The identification of specific epitopes responsible for protective antibody responses will likely underpin future iterations of a gB based vaccine. Analyses of the natural humoral response to gB protein have established that at least five main antigenic domains (AD), named AD-1 to AD-5, exist. AD-1 corresponds to a domain of 80 amino acids positioned between residues 560 and 640 of gB (AD169 strain); AD-2 consists of two binding sites, one conserved among all the strains named site I (amino acids 50–54) and a variable region named site II (amino-acids 68–77); AD-3 is a linear epitope (amino acids 798–805) in the intraluminal region of gB; AD-5 is a discontinuous domain located between amino acids 133 and 343 (also known as domain I); and AD-4 is a discontinuous domain corresponding to amino acids 121–132 and 344–438 [49]. An important element of this characterization is the inference that responses against immuno-dominant domains may not contribute to protection [50]. Again, it is not necessarily a question of a large immune response but rather the right response. An aspect of this is the form in which the antigen is delivered. Consequently, enveloped virus-like particles (eVLPs) with the protein embedded in the envelope are currently being tested. It is hypothesized that the main advantage of such a strategy is that the protein may require less modification compared to the purified recombinant counterparts and currently, two eVLP-based vaccines against hCMV are currently under phase I evaluation [51,52].
Taken together, the current data in the hCMV vaccine development field shows that antigen optimization is imperative considering that the most immunogenic antigens are envelope glycoproteins.

3.2. The Drive Towards the Development of gB-Based Vaccines

The first attempts to develop a vaccine against hCMV were based on the traditional method of attenuated pathogens utilizing different hCMV strains, all of which would present native gB to the immune system. However, the Towne vaccine did not achieve significant protection based on the endpoint of the trial [53] and considering the risks of reversion to virulence, this strategy was abandoned in favor of recombinant subunit vaccines [40]. Consequently, different approaches and platforms have been tested against hCMV. Candidates harnessing technologies, such as live-attenuated, recombinant sub-unit vaccine, eVLPs, replication-impaired hCMV, nucleic acid vaccine, and viral vectors, including disabled infection single cycle (DISC) vectors, have been developed (for a detailed review in hCMV vaccines, see [35,36]). Of those, the candidate that has shown the greatest promise thus far in clinical trials is the gB/MF59 vaccine and will become the focus of this review.

3.3. gB/MF59 Vaccine

The gB/MF59 vaccine is a recombinant vaccine formulated with a modified form of the gB protein in combination with the microfluidized adjuvant 59 (MF59, Fluad® Novartis), a squalene-based emulsion [54]. This candidate developed by Sanofi is currently the most well characterized vaccine candidate, trialed in several phase I and three II trials in different high-risk populations. The immunization schedule included three doses of the vaccine given at 0, 1, and 6 months and the outcomes varied according to the relevant clinical manifestation of hCMV in the groups investigated.

§ **Extracted information**:

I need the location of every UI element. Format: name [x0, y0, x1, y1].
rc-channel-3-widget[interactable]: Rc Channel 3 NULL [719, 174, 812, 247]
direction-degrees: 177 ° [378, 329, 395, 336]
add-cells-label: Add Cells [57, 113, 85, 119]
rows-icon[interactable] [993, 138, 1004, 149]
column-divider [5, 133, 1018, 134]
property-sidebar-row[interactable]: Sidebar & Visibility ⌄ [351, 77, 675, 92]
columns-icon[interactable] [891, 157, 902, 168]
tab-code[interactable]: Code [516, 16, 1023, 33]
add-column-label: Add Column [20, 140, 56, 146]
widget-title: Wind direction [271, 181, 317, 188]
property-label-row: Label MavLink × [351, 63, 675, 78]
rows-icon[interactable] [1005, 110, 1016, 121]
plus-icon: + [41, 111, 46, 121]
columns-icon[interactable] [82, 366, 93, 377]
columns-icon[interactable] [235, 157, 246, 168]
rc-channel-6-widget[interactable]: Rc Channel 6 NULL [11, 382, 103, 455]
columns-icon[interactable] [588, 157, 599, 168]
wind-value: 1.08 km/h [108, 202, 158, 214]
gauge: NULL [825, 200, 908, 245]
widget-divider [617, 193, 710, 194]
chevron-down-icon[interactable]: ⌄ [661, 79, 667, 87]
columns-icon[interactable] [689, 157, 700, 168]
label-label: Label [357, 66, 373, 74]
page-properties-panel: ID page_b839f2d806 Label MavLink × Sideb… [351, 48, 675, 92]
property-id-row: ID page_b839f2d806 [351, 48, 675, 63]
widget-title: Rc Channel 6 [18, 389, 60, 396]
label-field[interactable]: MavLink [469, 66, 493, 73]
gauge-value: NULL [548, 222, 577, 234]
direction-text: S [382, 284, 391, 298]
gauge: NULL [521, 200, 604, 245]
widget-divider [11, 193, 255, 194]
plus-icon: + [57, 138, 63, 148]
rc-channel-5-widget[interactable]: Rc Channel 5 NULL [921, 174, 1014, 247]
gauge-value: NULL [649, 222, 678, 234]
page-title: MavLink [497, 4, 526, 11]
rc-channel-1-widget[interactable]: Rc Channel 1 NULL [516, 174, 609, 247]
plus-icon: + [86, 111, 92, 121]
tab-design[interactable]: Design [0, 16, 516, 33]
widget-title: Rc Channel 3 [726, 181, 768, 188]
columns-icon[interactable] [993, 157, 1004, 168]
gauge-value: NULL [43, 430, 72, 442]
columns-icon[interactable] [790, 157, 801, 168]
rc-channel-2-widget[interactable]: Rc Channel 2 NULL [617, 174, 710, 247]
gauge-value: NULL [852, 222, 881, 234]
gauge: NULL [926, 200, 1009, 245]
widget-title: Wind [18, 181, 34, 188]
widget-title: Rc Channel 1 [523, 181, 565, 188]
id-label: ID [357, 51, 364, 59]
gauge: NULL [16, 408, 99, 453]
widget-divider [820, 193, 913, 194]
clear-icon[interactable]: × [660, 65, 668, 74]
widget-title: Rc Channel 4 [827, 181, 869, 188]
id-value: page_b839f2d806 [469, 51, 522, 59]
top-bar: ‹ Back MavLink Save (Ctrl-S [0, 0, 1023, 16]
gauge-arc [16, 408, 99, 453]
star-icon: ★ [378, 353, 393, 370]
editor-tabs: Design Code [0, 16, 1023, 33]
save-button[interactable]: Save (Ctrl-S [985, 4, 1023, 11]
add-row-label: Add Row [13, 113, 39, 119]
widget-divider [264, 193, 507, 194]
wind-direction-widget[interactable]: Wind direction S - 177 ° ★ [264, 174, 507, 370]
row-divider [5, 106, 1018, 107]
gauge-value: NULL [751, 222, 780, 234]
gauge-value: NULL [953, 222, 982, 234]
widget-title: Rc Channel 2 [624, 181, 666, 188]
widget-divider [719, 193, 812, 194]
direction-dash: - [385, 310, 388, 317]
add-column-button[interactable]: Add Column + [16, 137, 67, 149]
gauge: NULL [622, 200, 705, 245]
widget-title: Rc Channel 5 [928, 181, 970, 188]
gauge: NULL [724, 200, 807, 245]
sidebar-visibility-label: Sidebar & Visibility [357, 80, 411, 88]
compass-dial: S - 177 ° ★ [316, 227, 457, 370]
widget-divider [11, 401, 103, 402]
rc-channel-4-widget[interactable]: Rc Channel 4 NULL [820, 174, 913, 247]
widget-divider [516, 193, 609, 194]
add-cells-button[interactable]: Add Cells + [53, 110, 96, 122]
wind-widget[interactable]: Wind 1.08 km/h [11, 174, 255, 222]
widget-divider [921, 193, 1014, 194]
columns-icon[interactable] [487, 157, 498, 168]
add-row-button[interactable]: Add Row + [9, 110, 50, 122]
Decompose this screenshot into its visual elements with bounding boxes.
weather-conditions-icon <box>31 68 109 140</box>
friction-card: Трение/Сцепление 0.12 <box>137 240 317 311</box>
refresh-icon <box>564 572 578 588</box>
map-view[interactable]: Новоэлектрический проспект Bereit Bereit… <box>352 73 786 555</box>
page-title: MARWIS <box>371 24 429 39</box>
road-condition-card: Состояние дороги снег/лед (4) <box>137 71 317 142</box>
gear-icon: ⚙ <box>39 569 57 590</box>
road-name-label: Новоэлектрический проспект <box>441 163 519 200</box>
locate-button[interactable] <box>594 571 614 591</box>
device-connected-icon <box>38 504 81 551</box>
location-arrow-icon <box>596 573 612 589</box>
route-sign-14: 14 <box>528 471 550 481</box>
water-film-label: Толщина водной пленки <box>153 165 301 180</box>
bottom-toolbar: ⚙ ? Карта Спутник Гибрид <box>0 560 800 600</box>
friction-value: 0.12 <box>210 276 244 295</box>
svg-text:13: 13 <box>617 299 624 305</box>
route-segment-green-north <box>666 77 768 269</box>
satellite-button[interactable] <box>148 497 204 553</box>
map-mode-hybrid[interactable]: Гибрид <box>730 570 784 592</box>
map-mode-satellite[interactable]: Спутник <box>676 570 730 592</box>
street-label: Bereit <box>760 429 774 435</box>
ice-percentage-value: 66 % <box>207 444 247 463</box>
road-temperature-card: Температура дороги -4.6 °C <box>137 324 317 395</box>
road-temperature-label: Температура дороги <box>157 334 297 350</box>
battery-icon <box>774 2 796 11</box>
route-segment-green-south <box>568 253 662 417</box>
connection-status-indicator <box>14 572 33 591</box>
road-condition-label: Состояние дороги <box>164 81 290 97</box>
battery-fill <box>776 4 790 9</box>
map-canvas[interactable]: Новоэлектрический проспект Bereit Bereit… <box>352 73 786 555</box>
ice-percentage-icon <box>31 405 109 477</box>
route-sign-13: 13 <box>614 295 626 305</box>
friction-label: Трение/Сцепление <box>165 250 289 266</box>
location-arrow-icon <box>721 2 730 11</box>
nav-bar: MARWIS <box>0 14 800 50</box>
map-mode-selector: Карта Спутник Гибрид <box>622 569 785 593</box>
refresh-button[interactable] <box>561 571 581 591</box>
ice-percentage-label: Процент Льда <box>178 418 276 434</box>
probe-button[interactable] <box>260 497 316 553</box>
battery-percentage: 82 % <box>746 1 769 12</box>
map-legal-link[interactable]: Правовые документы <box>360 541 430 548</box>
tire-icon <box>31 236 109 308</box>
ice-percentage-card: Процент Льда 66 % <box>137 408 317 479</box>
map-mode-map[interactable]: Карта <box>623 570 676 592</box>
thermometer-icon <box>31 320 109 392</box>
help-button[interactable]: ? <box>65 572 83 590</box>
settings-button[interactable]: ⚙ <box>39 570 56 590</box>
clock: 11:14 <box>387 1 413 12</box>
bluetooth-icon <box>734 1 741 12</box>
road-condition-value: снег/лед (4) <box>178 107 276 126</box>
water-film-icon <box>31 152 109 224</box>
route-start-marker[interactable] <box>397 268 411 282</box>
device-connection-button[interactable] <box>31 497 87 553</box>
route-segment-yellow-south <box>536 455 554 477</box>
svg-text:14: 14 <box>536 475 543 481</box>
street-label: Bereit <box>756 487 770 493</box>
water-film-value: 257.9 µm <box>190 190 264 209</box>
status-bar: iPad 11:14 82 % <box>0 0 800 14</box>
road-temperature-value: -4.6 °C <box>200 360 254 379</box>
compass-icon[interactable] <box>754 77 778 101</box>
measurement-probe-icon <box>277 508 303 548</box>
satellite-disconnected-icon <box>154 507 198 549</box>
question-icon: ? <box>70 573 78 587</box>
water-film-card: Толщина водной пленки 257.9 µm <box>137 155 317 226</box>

§ **Required action**: Extend the hCMV vaccine review, picking up right after its final sentence. The items have nothing to do with the hCMV vaccine review.

§ **Answer box**:
The first phase II trial tested the efficacy of the vaccine in a population of hCMV-seronegative women immunized in the postpartum period [55]. The efficacy of the vaccine as a prophylactic intervention to prevent CMV acquisition was 50% and the chosen endpoint was the time until detection of primary infection during a 42-month follow up. In follow-up studies of the phase II postpartum vaccinees, it was also demonstrated that whilst gB/MF59 had minimal impact in the in vivo replication of the virus, the seroconverted vaccinees had reduced viral shedding in the saliva by an order of magnitude comparable to the placebo [56]. These intriguing data could have important implications for long term control of hCMV transmission, an important criterion for a successful hCMV vaccine.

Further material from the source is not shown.